### EXERCISE DESCRIPTION
From the entries below, work out the number of lines that hold the word "алелі", and give that number alone.

### Stored entries
[Start]

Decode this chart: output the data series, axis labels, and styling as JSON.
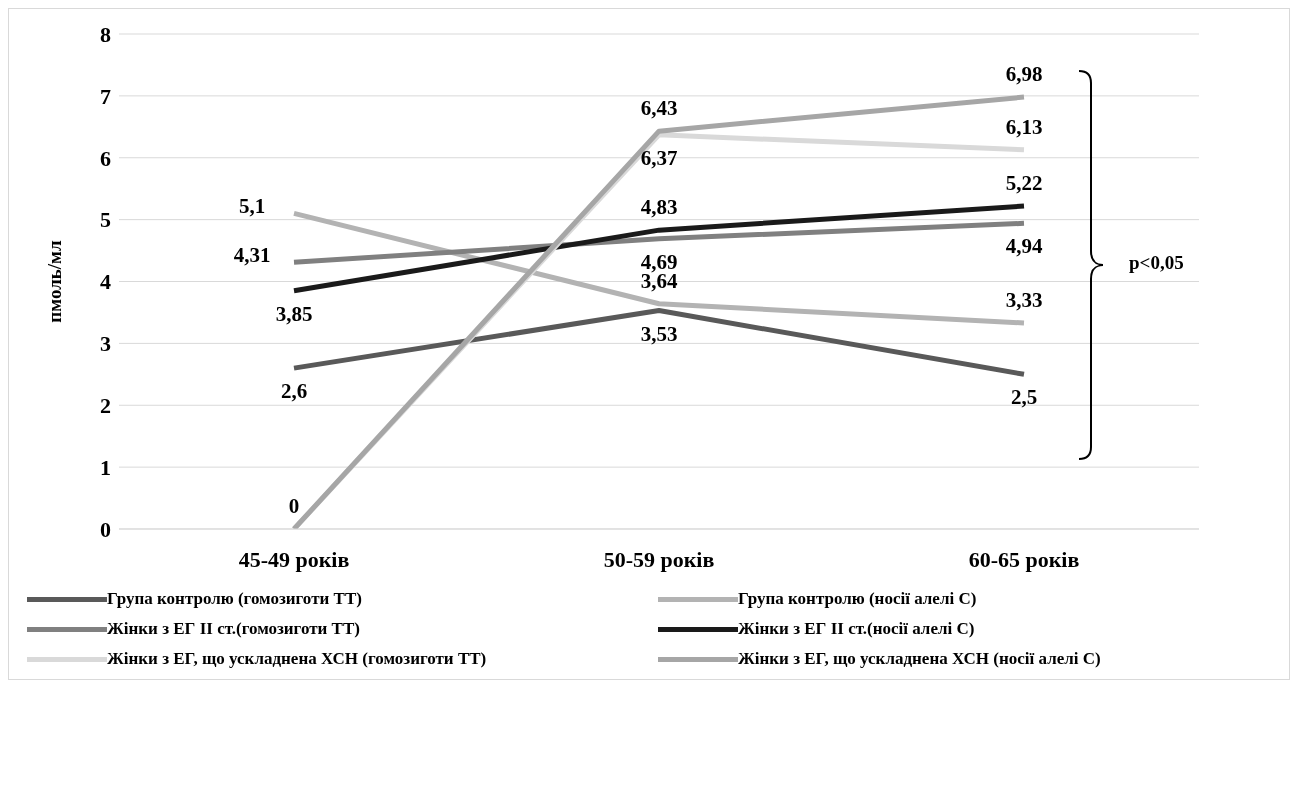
{
  "chart_data": {
    "type": "line",
    "ylabel": "пмоль/мл",
    "categories": [
      "45-49 років",
      "50-59 років",
      "60-65 років"
    ],
    "series": [
      {
        "name": "Група контролю (гомозиготи ТТ)",
        "color": "#595959",
        "values": [
          2.6,
          3.53,
          2.5
        ],
        "value_labels": [
          "2,6",
          "3,53",
          "2,5"
        ]
      },
      {
        "name": "Група контролю (носії алелі С)",
        "color": "#b3b3b3",
        "values": [
          5.1,
          3.64,
          3.33
        ],
        "value_labels": [
          "5,1",
          "3,64",
          "3,33"
        ]
      },
      {
        "name": "Жінки з ЕГ II ст.(гомозиготи ТТ)",
        "color": "#808080",
        "values": [
          4.31,
          4.69,
          4.94
        ],
        "value_labels": [
          "4,31",
          "4,69",
          "4,94"
        ]
      },
      {
        "name": "Жінки з ЕГ II ст.(носії алелі С)",
        "color": "#1a1a1a",
        "values": [
          3.85,
          4.83,
          5.22
        ],
        "value_labels": [
          "3,85",
          "4,83",
          "5,22"
        ]
      },
      {
        "name": "Жінки з ЕГ, що ускладнена ХСН (гомозиготи ТТ)",
        "color": "#d9d9d9",
        "values": [
          0,
          6.37,
          6.13
        ],
        "value_labels": [
          null,
          "6,37",
          "6,13"
        ]
      },
      {
        "name": "Жінки з ЕГ, що ускладнена ХСН (носії алелі С)",
        "color": "#a6a6a6",
        "values": [
          0,
          6.43,
          6.98
        ],
        "value_labels": [
          "0",
          "6,43",
          "6,98"
        ]
      }
    ],
    "ylim": [
      0,
      8
    ],
    "yticks": [
      0,
      1,
      2,
      3,
      4,
      5,
      6,
      7,
      8
    ],
    "grid": "y",
    "legend": "bottom",
    "marker": "none",
    "line_style": "solid",
    "annotations": [
      "p<0,05"
    ]
  }
}
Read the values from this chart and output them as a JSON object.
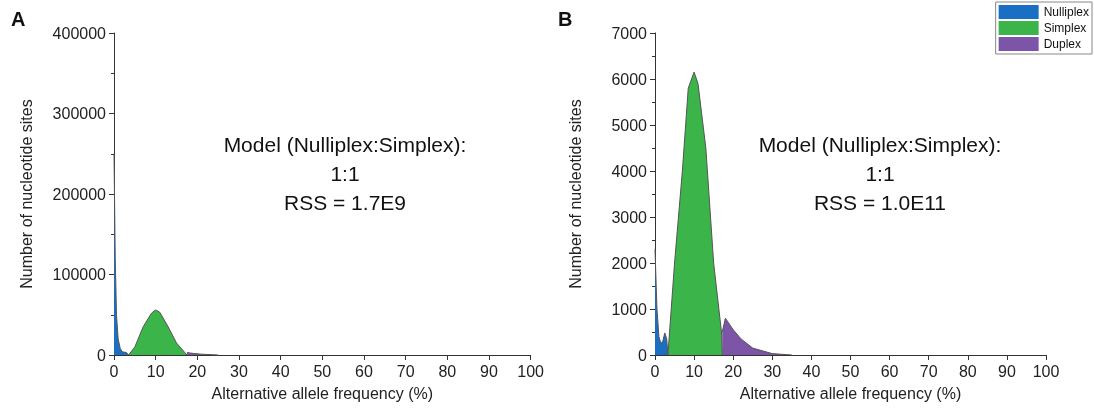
{
  "chart_data": [
    {
      "type": "area",
      "title": "A",
      "xlabel": "Alternative allele frequency (%)",
      "ylabel": "Number of nucleotide sites",
      "annotations": [
        "Model (Nulliplex:Simplex):",
        "1:1",
        "RSS = 1.7E9"
      ],
      "xlim": [
        0,
        100
      ],
      "xticks": [
        0,
        10,
        20,
        30,
        40,
        50,
        60,
        70,
        80,
        90,
        100
      ],
      "ylim": [
        0,
        400000
      ],
      "yticks": [
        0,
        100000,
        200000,
        300000,
        400000
      ],
      "grid": false,
      "legend": false,
      "series": [
        {
          "color": "#1a6fc4",
          "x": [
            0,
            0.3,
            0.6,
            1,
            1.5,
            2,
            3,
            3.5
          ],
          "values": [
            250000,
            120000,
            50000,
            20000,
            8000,
            4000,
            3000,
            0
          ]
        },
        {
          "color": "#3bb44a",
          "x": [
            3.5,
            5,
            7,
            9,
            10,
            11,
            13,
            15,
            17,
            17.5
          ],
          "values": [
            0,
            10000,
            35000,
            52000,
            56000,
            53000,
            35000,
            15000,
            3000,
            0
          ]
        },
        {
          "color": "#7d55a8",
          "x": [
            17.5,
            19,
            21,
            25
          ],
          "values": [
            3000,
            2000,
            1000,
            0
          ]
        }
      ]
    },
    {
      "type": "area",
      "title": "B",
      "xlabel": "Alternative allele frequency (%)",
      "ylabel": "Number of nucleotide sites",
      "annotations": [
        "Model (Nulliplex:Simplex):",
        "1:1",
        "RSS = 1.0E11"
      ],
      "xlim": [
        0,
        100
      ],
      "xticks": [
        0,
        10,
        20,
        30,
        40,
        50,
        60,
        70,
        80,
        90,
        100
      ],
      "ylim": [
        0,
        7000
      ],
      "yticks": [
        0,
        1000,
        2000,
        3000,
        4000,
        5000,
        6000,
        7000
      ],
      "grid": false,
      "legend": "top right",
      "series": [
        {
          "name": "Nulliplex",
          "color": "#1a6fc4",
          "x": [
            0,
            0.5,
            1,
            1.5,
            2,
            2.5,
            3,
            3.3
          ],
          "values": [
            2300,
            1000,
            400,
            250,
            300,
            480,
            350,
            0
          ]
        },
        {
          "name": "Simplex",
          "color": "#3bb44a",
          "x": [
            3.3,
            5,
            7,
            8.5,
            10,
            11,
            13,
            15,
            17,
            17.2
          ],
          "values": [
            0,
            2000,
            4000,
            5800,
            6150,
            5900,
            4500,
            2000,
            500,
            0
          ]
        },
        {
          "name": "Duplex",
          "color": "#7d55a8",
          "x": [
            17.2,
            18,
            20,
            22,
            25,
            30,
            35
          ],
          "values": [
            500,
            800,
            550,
            350,
            150,
            30,
            0
          ]
        }
      ]
    }
  ]
}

[End]

### TASK RESULT
3